Make an exact copy of the data below, leaving out every picture.

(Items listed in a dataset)
◇ ◇ ◇ ◇ ◇
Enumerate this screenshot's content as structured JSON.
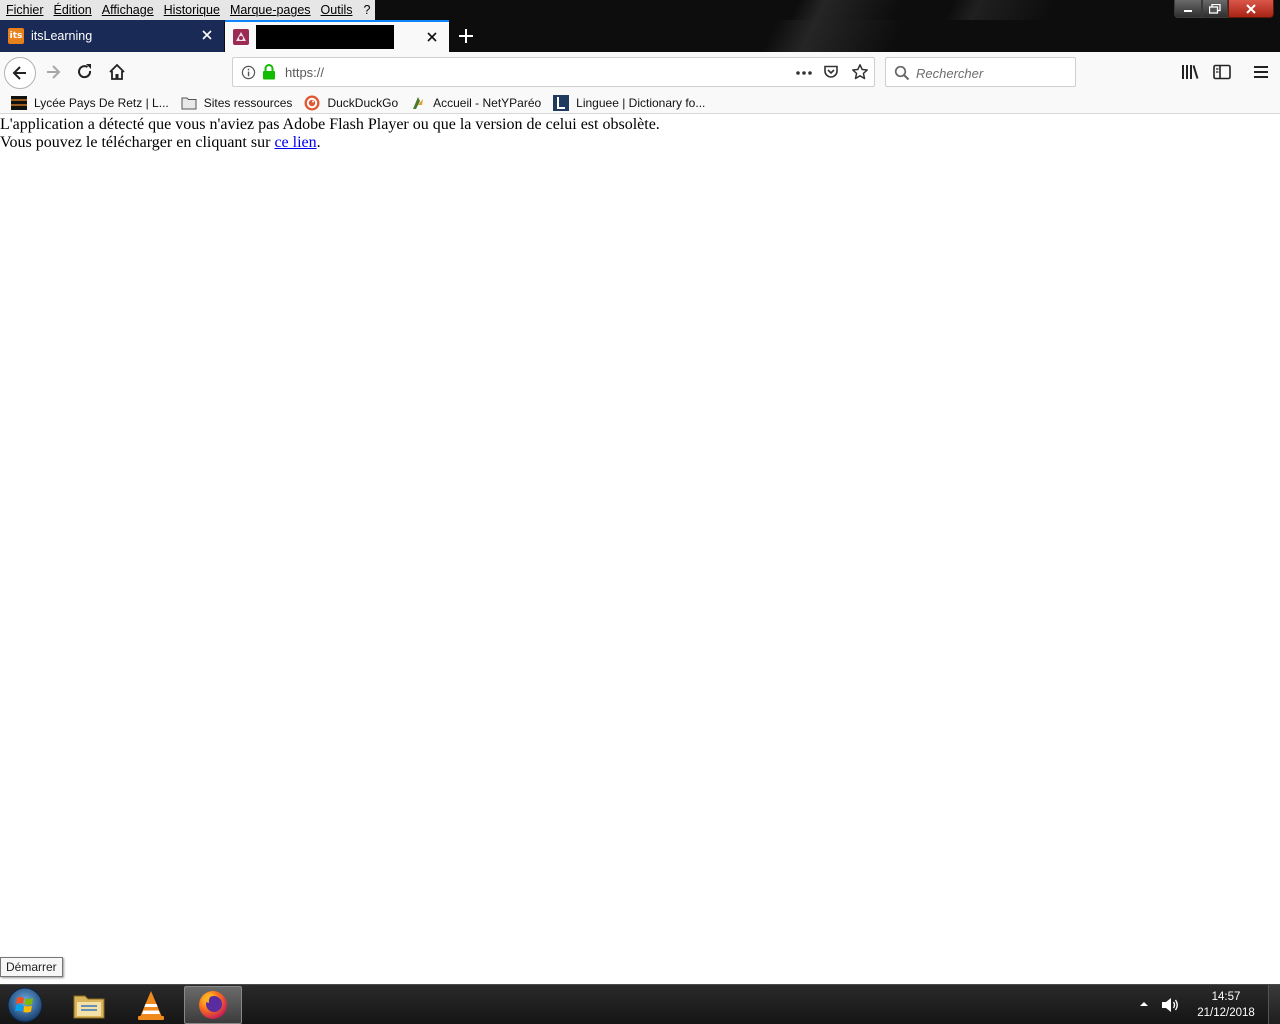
{
  "menubar": {
    "items": [
      "Fichier",
      "Édition",
      "Affichage",
      "Historique",
      "Marque-pages",
      "Outils",
      "?"
    ]
  },
  "tabs": [
    {
      "label": "itsLearning",
      "active": false,
      "favicon": "its-icon"
    },
    {
      "label": "",
      "active": true,
      "favicon": "site-icon",
      "title_redacted": true
    }
  ],
  "navbar": {
    "url": "https://",
    "search_placeholder": "Rechercher"
  },
  "bookmarks": [
    {
      "label": "Lycée Pays De Retz | L...",
      "icon": "school-icon"
    },
    {
      "label": "Sites ressources",
      "icon": "folder-icon"
    },
    {
      "label": "DuckDuckGo",
      "icon": "duckduckgo-icon"
    },
    {
      "label": "Accueil - NetYParéo",
      "icon": "netypareo-icon"
    },
    {
      "label": "Linguee | Dictionary fo...",
      "icon": "linguee-icon"
    }
  ],
  "content": {
    "line1": "L'application a détecté que vous n'aviez pas Adobe Flash Player ou que la version de celui est obsolète.",
    "line2_prefix": "Vous pouvez le télécharger en cliquant sur ",
    "link_text": "ce lien",
    "line2_suffix": "."
  },
  "tooltip": "Démarrer",
  "taskbar": {
    "time": "14:57",
    "date": "21/12/2018"
  },
  "colors": {
    "tab_active_accent": "#0a84ff",
    "link": "#0000ee",
    "lock_green": "#12bc00",
    "inactive_tab_bg": "#1a2a56"
  }
}
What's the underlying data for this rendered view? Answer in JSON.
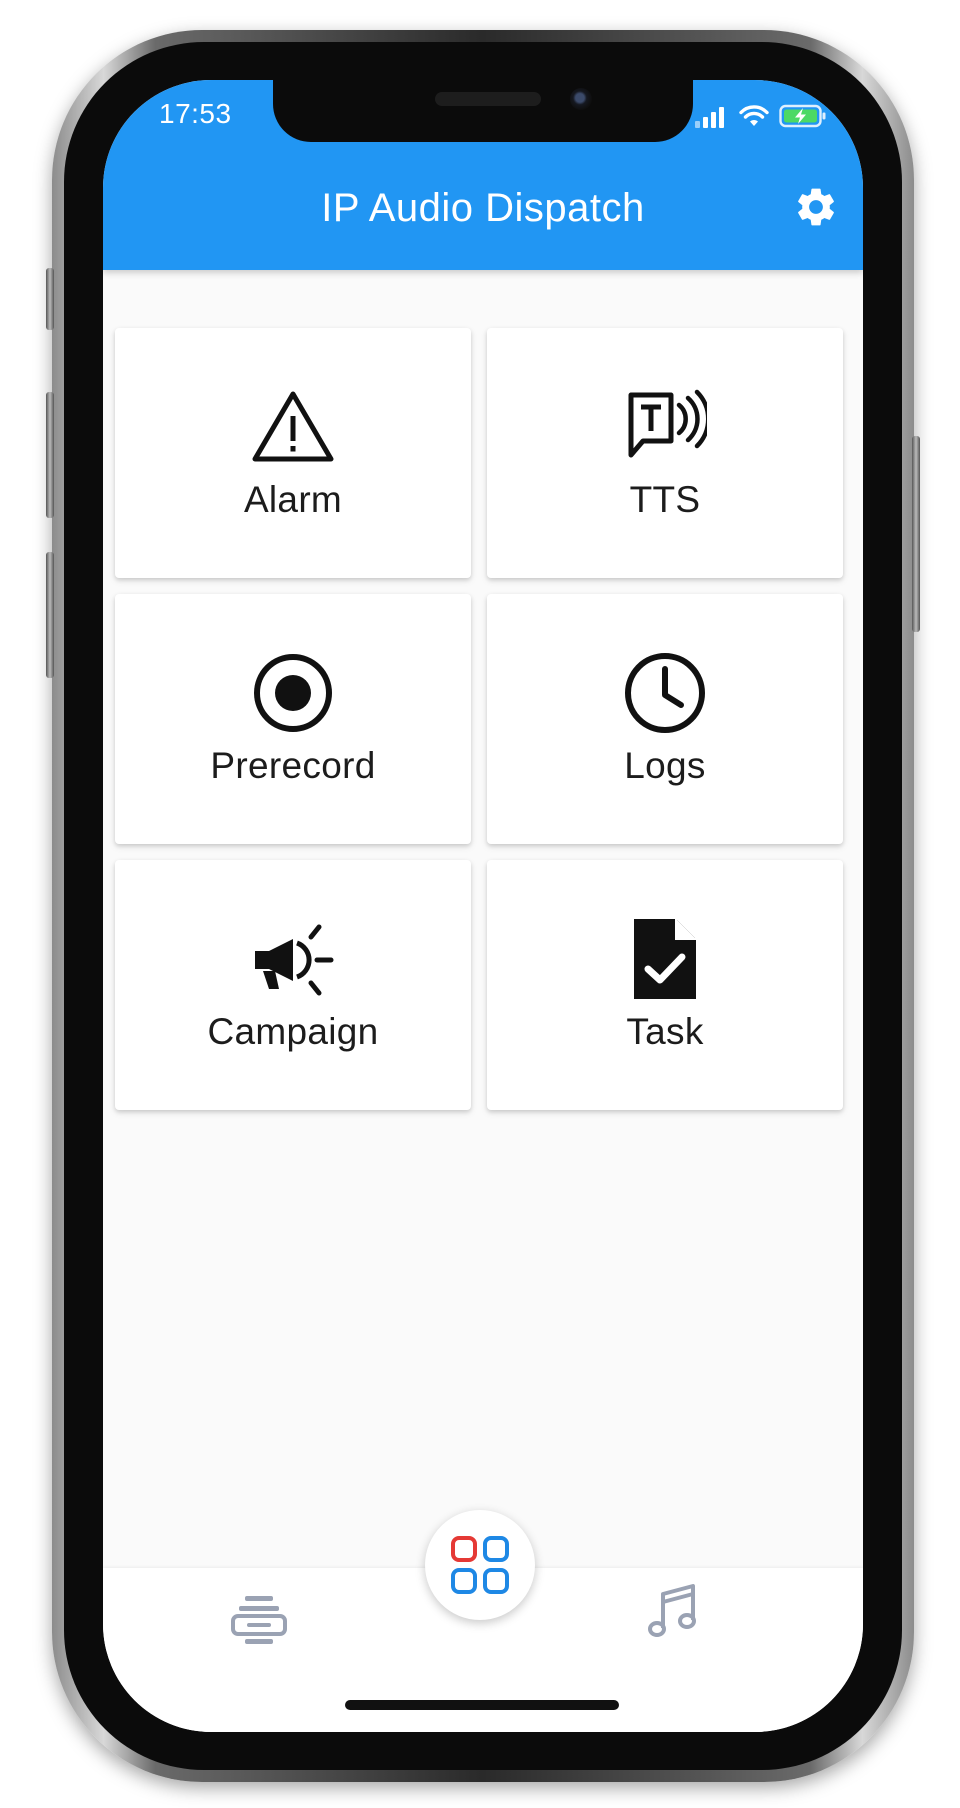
◇ ◇ ◇ ◇ ◇
__FINAL ANSWER__:
Enumerate this screenshot's content as structured JSON.
{
  "menubar": {
    "items": [
      "Fichier",
      "Édition",
      "Affichage",
      "Historique",
      "Marque-pages",
      "Outils",
      "?"
    ]
  },
  "tabs": [
    {
      "label": "itsLearning",
      "active": false,
      "favicon": "its-icon"
    },
    {
      "label": "",
      "active": true,
      "favicon": "site-icon",
      "title_redacted": true
    }
  ],
  "navbar": {
    "url": "https://",
    "search_placeholder": "Rechercher"
  },
  "bookmarks": [
    {
      "label": "Lycée Pays De Retz | L...",
      "icon": "school-icon"
    },
    {
      "label": "Sites ressources",
      "icon": "folder-icon"
    },
    {
      "label": "DuckDuckGo",
      "icon": "duckduckgo-icon"
    },
    {
      "label": "Accueil - NetYParéo",
      "icon": "netypareo-icon"
    },
    {
      "label": "Linguee | Dictionary fo...",
      "icon": "linguee-icon"
    }
  ],
  "content": {
    "line1": "L'application a détecté que vous n'aviez pas Adobe Flash Player ou que la version de celui est obsolète.",
    "line2_prefix": "Vous pouvez le télécharger en cliquant sur ",
    "link_text": "ce lien",
    "line2_suffix": "."
  },
  "tooltip": "Démarrer",
  "taskbar": {
    "time": "14:57",
    "date": "21/12/2018"
  },
  "colors": {
    "tab_active_accent": "#0a84ff",
    "link": "#0000ee",
    "lock_green": "#12bc00",
    "inactive_tab_bg": "#1a2a56"
  }
}
What's the underlying data for this rendered view? Answer in JSON.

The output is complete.